▸ Extract provided:
==*==
Final titers of adipic acid and muconic acid from three stage fermentations for adipic acid synthesis from glucose using the S. cerevisiae strain – ADP2.

Metabolite	Titer (mg L−1)
cis, cis - Muconic acid (ccMA)	> 284
Adipic acid	2.59 ± 0.5

Conclusion

In summary, we have established the experimental conditions for the biosynthesis of an active microbial enoate reductase, an iron-sulfur enzyme, in yeasts and demonstrated the biosynthesis of adipic acid from glucose in S. cerevisiae. A three-stage fermentation strategy was developed to ensure optimal conditions for the biosynthesis of adipic acid and activity of all enzymes involved in the pathway. The successful expression of enoate reductase in S. cerevisiae also allows for engineering novel pathways for the biosynthesis of adipic acid and other chemicals in yeast. Thus, we have designed the first yeast-based biocatalytic system (ADP2) capable of adipic acid biosynthesis from glucose. Although this yeast strain cannot yet match the efficiency of more established ccMA producing strains (Leavitt et al., 2017), our work expands the biocatalytic toolkit and opens several avenues for engineering organisms that are capable of producing adipic acid from glucose at low pH. Future efforts will be directed towards further improvements in expression and activity of enoate reductases in yeast cells and also, the metabolic optimization of the bioconversion of glucose to adipic acid.
==*==
▸ Data extracts:
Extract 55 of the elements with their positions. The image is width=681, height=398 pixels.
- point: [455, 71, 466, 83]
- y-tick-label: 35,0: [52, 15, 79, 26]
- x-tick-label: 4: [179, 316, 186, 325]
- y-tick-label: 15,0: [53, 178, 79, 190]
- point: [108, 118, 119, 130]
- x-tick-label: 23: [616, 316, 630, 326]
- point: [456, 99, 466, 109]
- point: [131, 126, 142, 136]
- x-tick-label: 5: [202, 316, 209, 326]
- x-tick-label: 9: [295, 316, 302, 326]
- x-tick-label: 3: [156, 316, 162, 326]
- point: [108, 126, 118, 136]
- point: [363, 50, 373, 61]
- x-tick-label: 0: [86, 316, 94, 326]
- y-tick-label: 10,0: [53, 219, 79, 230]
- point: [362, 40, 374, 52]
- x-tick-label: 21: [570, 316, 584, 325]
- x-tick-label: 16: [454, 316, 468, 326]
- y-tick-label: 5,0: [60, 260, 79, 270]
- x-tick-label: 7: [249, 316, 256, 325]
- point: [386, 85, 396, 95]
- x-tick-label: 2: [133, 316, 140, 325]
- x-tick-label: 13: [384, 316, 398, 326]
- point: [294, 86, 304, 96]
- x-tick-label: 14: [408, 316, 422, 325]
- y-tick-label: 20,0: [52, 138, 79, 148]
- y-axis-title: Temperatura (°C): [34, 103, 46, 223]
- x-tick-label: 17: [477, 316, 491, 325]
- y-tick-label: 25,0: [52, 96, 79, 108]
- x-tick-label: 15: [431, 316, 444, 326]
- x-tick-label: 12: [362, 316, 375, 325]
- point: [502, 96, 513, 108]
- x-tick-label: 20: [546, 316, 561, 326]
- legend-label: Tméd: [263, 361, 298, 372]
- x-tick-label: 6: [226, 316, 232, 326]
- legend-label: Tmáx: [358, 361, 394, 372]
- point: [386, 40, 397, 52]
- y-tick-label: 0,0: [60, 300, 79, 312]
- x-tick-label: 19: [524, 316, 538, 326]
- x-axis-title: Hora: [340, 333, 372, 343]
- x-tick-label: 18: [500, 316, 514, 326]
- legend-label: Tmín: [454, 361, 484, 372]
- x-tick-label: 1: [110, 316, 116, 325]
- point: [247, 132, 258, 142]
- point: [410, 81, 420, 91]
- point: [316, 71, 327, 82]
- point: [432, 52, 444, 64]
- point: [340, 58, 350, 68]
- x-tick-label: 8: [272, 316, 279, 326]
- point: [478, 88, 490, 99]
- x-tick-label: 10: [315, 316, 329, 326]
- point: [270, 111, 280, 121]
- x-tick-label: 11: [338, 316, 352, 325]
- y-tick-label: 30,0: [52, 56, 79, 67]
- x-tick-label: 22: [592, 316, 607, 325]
==*==
▸ What to work on:
1 – According to the passage on adipic acid production in yeast, why was a three-stage fermentation strategy developed? Answer in one to three sentences.
2 – Reproduce the passage on adipic acid production in yeast from "Final titers of" up to and including "strain – ADP2.".

▸ Outputs by task:
1 – The three-stage fermentation strategy was developed to ensure optimal conditions for the biosynthesis of adipic acid. It was also meant to ensure the activity of all enzymes involved in the pathway.

2 –
Final titers of adipic acid and muconic acid from three stage fermentations for adipic acid synthesis from glucose using the S. cerevisiae strain – ADP2.